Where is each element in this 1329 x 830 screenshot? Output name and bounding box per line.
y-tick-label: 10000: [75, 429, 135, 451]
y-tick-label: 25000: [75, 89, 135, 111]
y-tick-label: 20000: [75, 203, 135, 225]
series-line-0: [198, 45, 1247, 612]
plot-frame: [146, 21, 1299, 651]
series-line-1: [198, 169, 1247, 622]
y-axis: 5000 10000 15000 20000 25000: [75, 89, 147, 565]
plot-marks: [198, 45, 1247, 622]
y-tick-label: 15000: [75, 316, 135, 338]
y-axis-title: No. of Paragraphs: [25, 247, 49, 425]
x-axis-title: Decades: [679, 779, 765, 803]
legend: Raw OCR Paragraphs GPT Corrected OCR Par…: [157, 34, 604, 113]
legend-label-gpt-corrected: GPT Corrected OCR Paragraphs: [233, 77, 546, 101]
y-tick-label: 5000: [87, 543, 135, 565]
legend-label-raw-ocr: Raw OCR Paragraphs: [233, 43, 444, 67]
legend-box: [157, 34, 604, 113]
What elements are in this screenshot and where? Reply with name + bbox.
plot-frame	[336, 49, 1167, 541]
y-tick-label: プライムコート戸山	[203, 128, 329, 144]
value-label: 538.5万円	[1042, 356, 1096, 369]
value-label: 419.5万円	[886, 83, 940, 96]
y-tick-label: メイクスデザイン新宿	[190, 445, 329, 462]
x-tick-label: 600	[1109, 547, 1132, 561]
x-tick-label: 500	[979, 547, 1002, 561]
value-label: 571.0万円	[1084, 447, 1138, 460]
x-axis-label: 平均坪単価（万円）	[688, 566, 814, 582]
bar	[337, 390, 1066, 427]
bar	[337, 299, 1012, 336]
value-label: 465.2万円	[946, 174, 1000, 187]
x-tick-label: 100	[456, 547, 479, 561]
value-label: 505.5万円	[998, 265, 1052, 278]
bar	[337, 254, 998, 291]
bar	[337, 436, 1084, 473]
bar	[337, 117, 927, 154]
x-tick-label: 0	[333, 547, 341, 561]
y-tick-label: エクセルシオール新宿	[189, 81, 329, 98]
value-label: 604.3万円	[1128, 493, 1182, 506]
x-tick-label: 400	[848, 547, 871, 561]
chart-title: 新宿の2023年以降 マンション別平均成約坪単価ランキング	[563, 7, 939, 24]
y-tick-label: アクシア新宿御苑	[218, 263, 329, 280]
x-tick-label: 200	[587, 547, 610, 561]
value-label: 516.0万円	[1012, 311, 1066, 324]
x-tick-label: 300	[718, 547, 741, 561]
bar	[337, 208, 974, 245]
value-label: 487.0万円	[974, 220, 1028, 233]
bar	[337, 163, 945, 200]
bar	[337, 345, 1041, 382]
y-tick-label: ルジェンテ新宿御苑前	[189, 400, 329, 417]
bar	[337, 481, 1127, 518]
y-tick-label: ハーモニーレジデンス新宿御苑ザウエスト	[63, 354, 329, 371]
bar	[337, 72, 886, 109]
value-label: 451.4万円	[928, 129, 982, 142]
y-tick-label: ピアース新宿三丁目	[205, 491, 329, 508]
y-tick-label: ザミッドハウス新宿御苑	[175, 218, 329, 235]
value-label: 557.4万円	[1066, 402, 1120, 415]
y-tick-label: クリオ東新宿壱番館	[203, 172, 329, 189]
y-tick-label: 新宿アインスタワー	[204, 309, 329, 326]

____

**WORK TO BE COMPLETED:**
Please retype the rows above without any changes, from the start of the rows through the line that contains "299, 1012, 336]".

**SOLUTION TO THE EXERCISE:**
Where is each element in this 1329 x 830 screenshot? Output name and bounding box per line.
y-tick-label: 10000: [75, 429, 135, 451]
y-tick-label: 25000: [75, 89, 135, 111]
y-tick-label: 20000: [75, 203, 135, 225]
series-line-0: [198, 45, 1247, 612]
plot-frame: [146, 21, 1299, 651]
series-line-1: [198, 169, 1247, 622]
y-axis: 5000 10000 15000 20000 25000: [75, 89, 147, 565]
plot-marks: [198, 45, 1247, 622]
y-tick-label: 15000: [75, 316, 135, 338]
y-axis-title: No. of Paragraphs: [25, 247, 49, 425]
x-axis-title: Decades: [679, 779, 765, 803]
legend: Raw OCR Paragraphs GPT Corrected OCR Par…: [157, 34, 604, 113]
legend-label-gpt-corrected: GPT Corrected OCR Paragraphs: [233, 77, 546, 101]
y-tick-label: 5000: [87, 543, 135, 565]
legend-label-raw-ocr: Raw OCR Paragraphs: [233, 43, 444, 67]
legend-box: [157, 34, 604, 113]
What elements are in this screenshot and where? Reply with name + bbox.
plot-frame	[336, 49, 1167, 541]
y-tick-label: プライムコート戸山	[203, 128, 329, 144]
value-label: 538.5万円	[1042, 356, 1096, 369]
value-label: 419.5万円	[886, 83, 940, 96]
y-tick-label: メイクスデザイン新宿	[190, 445, 329, 462]
x-tick-label: 600	[1109, 547, 1132, 561]
x-tick-label: 500	[979, 547, 1002, 561]
value-label: 571.0万円	[1084, 447, 1138, 460]
x-axis-label: 平均坪単価（万円）	[688, 566, 814, 582]
bar	[337, 390, 1066, 427]
bar	[337, 299, 1012, 336]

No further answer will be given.